## ENTRIES PROVIDED

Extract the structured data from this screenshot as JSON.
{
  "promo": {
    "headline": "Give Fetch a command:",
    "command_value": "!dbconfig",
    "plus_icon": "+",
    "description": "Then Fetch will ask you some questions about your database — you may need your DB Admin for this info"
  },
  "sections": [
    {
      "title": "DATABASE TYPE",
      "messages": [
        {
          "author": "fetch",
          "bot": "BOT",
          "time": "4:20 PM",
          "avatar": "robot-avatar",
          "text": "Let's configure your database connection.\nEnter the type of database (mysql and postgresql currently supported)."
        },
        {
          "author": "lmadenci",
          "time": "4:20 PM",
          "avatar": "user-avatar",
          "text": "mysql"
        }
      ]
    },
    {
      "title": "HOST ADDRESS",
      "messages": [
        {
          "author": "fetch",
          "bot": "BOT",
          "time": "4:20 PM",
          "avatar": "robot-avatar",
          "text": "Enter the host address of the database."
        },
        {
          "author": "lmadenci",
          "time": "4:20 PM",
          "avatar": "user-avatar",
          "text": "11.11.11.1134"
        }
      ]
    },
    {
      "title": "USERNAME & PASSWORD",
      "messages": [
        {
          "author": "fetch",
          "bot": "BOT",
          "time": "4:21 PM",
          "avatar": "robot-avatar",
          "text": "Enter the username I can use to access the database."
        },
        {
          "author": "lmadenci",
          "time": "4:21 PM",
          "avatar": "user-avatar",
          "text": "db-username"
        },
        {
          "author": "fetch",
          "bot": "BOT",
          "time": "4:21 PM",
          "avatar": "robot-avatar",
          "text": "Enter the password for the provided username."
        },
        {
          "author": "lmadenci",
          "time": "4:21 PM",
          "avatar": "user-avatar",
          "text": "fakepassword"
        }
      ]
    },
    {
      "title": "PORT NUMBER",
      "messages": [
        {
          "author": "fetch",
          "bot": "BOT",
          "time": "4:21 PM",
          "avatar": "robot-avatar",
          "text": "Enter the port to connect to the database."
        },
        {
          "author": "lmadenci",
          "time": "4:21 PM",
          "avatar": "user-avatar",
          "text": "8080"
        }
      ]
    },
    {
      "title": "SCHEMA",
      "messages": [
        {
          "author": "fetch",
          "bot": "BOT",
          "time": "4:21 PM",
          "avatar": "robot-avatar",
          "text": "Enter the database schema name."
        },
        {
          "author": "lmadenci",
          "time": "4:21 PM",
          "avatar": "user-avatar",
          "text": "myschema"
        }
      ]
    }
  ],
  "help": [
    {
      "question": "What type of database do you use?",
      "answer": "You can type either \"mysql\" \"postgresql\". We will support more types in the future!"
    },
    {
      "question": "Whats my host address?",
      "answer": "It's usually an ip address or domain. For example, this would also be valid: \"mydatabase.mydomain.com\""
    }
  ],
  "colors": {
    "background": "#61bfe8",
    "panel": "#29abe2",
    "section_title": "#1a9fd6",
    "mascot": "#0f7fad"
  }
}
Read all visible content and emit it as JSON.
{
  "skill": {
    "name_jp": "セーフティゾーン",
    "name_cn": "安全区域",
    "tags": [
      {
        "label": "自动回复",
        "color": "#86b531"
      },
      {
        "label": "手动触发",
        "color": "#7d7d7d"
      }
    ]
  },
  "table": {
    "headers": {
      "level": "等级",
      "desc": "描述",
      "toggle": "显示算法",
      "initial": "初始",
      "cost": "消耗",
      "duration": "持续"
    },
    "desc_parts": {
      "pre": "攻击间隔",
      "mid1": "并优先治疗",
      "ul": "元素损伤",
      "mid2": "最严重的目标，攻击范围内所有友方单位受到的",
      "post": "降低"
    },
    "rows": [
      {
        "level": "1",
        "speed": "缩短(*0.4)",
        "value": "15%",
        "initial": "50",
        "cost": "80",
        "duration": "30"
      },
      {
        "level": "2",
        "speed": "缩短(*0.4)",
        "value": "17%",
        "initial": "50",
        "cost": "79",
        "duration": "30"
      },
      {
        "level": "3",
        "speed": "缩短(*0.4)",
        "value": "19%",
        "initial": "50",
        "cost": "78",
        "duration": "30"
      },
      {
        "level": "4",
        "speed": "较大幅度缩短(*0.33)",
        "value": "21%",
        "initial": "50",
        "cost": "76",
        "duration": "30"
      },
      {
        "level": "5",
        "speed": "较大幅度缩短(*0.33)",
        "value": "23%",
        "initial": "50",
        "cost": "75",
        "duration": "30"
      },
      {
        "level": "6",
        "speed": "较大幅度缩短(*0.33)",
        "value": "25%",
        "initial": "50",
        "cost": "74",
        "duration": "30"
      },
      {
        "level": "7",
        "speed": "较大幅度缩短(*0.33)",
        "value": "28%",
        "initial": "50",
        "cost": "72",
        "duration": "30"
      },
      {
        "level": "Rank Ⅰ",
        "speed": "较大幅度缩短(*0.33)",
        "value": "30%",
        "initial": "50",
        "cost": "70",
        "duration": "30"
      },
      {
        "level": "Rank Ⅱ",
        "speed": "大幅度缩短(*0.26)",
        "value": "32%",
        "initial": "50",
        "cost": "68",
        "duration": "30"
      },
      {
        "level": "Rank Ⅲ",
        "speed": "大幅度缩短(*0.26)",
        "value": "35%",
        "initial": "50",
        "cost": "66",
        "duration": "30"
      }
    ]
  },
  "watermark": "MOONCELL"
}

## EXERCISE DESCRIPTION
Copy the material above verbatim.

## TASK ANSWER
Extract the structured data from this screenshot as JSON.
{
  "promo": {
    "headline": "Give Fetch a command:",
    "command_value": "!dbconfig",
    "plus_icon": "+",
    "description": "Then Fetch will ask you some questions about your database — you may need your DB Admin for this info"
  },
  "sections": [
    {
      "title": "DATABASE TYPE",
      "messages": [
        {
          "author": "fetch",
          "bot": "BOT",
          "time": "4:20 PM",
          "avatar": "robot-avatar",
          "text": "Let's configure your database connection.\nEnter the type of database (mysql and postgresql currently supported)."
        },
        {
          "author": "lmadenci",
          "time": "4:20 PM",
          "avatar": "user-avatar",
          "text": "mysql"
        }
      ]
    },
    {
      "title": "HOST ADDRESS",
      "messages": [
        {
          "author": "fetch",
          "bot": "BOT",
          "time": "4:20 PM",
          "avatar": "robot-avatar",
          "text": "Enter the host address of the database."
        },
        {
          "author": "lmadenci",
          "time": "4:20 PM",
          "avatar": "user-avatar",
          "text": "11.11.11.1134"
        }
      ]
    },
    {
      "title": "USERNAME & PASSWORD",
      "messages": [
        {
          "author": "fetch",
          "bot": "BOT",
          "time": "4:21 PM",
          "avatar": "robot-avatar",
          "text": "Enter the username I can use to access the database."
        },
        {
          "author": "lmadenci",
          "time": "4:21 PM",
          "avatar": "user-avatar",
          "text": "db-username"
        },
        {
          "author": "fetch",
          "bot": "BOT",
          "time": "4:21 PM",
          "avatar": "robot-avatar",
          "text": "Enter the password for the provided username."
        },
        {
          "author": "lmadenci",
          "time": "4:21 PM",
          "avatar": "user-avatar",
          "text": "fakepassword"
        }
      ]
    },
    {
      "title": "PORT NUMBER",
      "messages": [
        {
          "author": "fetch",
          "bot": "BOT",
          "time": "4:21 PM",
          "avatar": "robot-avatar",
          "text": "Enter the port to connect to the database."
        },
        {
          "author": "lmadenci",
          "time": "4:21 PM",
          "avatar": "user-avatar",
          "text": "8080"
        }
      ]
    },
    {
      "title": "SCHEMA",
      "messages": [
        {
          "author": "fetch",
          "bot": "BOT",
          "time": "4:21 PM",
          "avatar": "robot-avatar",
          "text": "Enter the database schema name."
        },
        {
          "author": "lmadenci",
          "time": "4:21 PM",
          "avatar": "user-avatar",
          "text": "myschema"
        }
      ]
    }
  ],
  "help": [
    {
      "question": "What type of database do you use?",
      "answer": "You can type either \"mysql\" \"postgresql\". We will support more types in the future!"
    },
    {
      "question": "Whats my host address?",
      "answer": "It's usually an ip address or domain. For example, this would also be valid: \"mydatabase.mydomain.com\""
    }
  ],
  "colors": {
    "background": "#61bfe8",
    "panel": "#29abe2",
    "section_title": "#1a9fd6",
    "mascot": "#0f7fad"
  }
}
Read all visible content and emit it as JSON.
{
  "skill": {
    "name_jp": "セーフティゾーン",
    "name_cn": "安全区域",
    "tags": [
      {
        "label": "自动回复",
        "color": "#86b531"
      },
      {
        "label": "手动触发",
        "color": "#7d7d7d"
      }
    ]
  },
  "table": {
    "headers": {
      "level": "等级",
      "desc": "描述",
      "toggle": "显示算法",
      "initial": "初始",
      "cost": "消耗",
      "duration": "持续"
    },
    "desc_parts": {
      "pre": "攻击间隔",
      "mid1": "并优先治疗",
      "ul": "元素损伤",
      "mid2": "最严重的目标，攻击范围内所有友方单位受到的",
      "post": "降低"
    },
    "rows": [
      {
        "level": "1",
        "speed": "缩短(*0.4)",
        "value": "15%",
        "initial": "50",
        "cost": "80",
        "duration": "30"
      },
      {
        "level": "2",
        "speed": "缩短(*0.4)",
        "value": "17%",
        "initial": "50",
        "cost": "79",
        "duration": "30"
      },
      {
        "level": "3",
        "speed": "缩短(*0.4)",
        "value": "19%",
        "initial": "50",
        "cost": "78",
        "duration": "30"
      },
      {
        "level": "4",
        "speed": "较大幅度缩短(*0.33)",
        "value": "21%",
        "initial": "50",
        "cost": "76",
        "duration": "30"
      },
      {
        "level": "5",
        "speed": "较大幅度缩短(*0.33)",
        "value": "23%",
        "initial": "50",
        "cost": "75",
        "duration": "30"
      },
      {
        "level": "6",
        "speed": "较大幅度缩短(*0.33)",
        "value": "25%",
        "initial": "50",
        "cost": "74",
        "duration": "30"
      },
      {
        "level": "7",
        "speed": "较大幅度缩短(*0.33)",
        "value": "28%",
        "initial": "50",
        "cost": "72",
        "duration": "30"
      },
      {
        "level": "Rank Ⅰ",
        "speed": "较大幅度缩短(*0.33)",
        "value": "30%",
        "initial": "50",
        "cost": "70",
        "duration": "30"
      },
      {
        "level": "Rank Ⅱ",
        "speed": "大幅度缩短(*0.26)",
        "value": "32%",
        "initial": "50",
        "cost": "68",
        "duration": "30"
      },
      {
        "level": "Rank Ⅲ",
        "speed": "大幅度缩短(*0.26)",
        "value": "35%",
        "initial": "50",
        "cost": "66",
        "duration": "30"
      }
    ]
  },
  "watermark": "MOONCELL"
}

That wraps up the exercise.